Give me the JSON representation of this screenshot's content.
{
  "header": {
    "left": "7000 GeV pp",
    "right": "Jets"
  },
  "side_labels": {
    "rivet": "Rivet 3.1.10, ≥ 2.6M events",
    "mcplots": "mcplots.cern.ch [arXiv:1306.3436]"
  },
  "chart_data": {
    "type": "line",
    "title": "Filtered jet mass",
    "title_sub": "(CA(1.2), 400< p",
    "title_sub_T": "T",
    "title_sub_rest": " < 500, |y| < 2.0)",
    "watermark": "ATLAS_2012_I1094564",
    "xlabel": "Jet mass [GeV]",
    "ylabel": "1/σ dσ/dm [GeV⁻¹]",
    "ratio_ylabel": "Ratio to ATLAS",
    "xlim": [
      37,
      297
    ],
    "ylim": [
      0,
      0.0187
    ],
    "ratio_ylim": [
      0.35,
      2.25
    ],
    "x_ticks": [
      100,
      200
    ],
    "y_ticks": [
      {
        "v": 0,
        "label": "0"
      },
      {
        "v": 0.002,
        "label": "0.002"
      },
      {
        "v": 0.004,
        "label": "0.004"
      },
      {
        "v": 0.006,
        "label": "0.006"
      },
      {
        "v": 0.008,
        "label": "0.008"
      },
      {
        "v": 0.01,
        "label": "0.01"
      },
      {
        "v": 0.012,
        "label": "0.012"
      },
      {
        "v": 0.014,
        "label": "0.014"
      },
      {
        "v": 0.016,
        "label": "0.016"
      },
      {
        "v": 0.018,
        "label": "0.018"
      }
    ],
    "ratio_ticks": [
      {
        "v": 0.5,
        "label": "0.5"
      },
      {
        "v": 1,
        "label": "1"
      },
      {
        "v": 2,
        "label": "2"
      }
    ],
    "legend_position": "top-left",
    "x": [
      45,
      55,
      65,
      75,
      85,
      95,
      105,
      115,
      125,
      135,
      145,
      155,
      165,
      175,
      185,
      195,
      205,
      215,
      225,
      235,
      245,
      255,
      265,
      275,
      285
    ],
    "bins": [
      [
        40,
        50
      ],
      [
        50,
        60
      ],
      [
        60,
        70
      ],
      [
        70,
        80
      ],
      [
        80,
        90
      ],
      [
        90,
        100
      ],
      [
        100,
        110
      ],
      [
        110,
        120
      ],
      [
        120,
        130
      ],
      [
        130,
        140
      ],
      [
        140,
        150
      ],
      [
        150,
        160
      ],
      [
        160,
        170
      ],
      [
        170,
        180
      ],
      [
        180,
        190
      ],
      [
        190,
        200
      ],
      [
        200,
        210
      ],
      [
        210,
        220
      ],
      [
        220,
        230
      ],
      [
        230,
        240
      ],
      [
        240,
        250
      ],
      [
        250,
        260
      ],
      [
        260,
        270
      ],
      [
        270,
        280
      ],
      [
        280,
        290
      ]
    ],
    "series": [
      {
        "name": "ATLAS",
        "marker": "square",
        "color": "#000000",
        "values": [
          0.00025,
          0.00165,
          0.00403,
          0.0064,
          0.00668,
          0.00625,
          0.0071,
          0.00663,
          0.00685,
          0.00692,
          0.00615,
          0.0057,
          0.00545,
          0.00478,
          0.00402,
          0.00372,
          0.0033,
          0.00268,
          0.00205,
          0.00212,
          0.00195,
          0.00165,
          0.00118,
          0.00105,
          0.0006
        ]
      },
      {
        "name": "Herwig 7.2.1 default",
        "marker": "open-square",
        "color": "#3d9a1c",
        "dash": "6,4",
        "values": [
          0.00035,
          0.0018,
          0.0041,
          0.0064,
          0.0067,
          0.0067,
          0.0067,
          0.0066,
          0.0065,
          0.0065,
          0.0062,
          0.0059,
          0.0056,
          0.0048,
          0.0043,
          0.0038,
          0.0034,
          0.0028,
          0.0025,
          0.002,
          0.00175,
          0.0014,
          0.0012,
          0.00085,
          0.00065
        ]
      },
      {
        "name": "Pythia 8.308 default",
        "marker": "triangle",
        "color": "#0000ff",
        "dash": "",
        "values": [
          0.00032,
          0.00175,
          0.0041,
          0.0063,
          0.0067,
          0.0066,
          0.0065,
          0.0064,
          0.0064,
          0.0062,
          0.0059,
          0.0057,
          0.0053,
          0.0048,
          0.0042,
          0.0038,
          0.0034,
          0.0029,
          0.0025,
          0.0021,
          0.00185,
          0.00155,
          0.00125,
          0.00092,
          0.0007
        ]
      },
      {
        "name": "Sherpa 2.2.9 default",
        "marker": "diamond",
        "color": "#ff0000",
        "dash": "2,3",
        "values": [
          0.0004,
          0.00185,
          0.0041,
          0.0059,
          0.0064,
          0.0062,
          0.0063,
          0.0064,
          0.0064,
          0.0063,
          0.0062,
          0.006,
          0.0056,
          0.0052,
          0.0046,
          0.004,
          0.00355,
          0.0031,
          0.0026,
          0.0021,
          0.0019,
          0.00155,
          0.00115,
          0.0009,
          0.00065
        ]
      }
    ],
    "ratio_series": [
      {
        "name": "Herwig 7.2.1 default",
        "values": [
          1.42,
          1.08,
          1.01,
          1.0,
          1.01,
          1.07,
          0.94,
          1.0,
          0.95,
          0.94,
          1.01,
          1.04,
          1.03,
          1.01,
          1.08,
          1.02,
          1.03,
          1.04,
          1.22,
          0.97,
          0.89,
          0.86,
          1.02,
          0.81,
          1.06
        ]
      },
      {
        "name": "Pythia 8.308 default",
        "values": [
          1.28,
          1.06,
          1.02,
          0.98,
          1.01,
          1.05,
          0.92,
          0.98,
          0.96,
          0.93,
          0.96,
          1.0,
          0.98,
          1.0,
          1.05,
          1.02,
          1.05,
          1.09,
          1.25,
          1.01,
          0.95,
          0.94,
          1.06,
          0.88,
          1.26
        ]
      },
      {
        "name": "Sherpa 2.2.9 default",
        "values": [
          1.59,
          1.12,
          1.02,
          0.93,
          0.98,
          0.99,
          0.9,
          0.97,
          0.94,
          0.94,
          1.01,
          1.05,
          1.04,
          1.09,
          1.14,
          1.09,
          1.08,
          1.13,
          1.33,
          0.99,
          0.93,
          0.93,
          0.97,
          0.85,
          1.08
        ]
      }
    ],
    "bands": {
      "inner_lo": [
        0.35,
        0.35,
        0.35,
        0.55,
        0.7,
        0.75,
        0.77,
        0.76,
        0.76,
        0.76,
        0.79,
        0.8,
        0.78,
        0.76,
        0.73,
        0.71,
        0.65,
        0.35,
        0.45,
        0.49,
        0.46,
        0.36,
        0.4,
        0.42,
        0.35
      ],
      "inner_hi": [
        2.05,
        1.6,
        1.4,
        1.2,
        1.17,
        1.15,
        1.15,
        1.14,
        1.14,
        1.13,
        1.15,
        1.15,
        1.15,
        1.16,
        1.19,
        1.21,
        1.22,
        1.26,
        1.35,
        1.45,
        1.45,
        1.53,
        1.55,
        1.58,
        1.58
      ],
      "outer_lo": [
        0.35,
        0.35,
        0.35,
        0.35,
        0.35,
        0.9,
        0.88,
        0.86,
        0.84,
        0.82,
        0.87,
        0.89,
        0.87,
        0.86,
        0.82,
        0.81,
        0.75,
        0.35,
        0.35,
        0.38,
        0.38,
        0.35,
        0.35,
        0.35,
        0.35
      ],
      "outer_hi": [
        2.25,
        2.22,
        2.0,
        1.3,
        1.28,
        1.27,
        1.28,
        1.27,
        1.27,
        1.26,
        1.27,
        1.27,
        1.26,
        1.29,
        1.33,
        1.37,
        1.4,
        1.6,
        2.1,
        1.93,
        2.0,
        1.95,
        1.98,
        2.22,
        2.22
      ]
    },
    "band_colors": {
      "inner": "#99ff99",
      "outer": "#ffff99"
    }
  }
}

--- --- ---

- _WHAT TO DO_
For this exercise, gather every line of the data that contains the word "marker".

- _ANSWER TO THIS EXERCISE_
        "marker": "square",
        "marker": "open-square",
        "marker": "triangle",
        "marker": "diamond",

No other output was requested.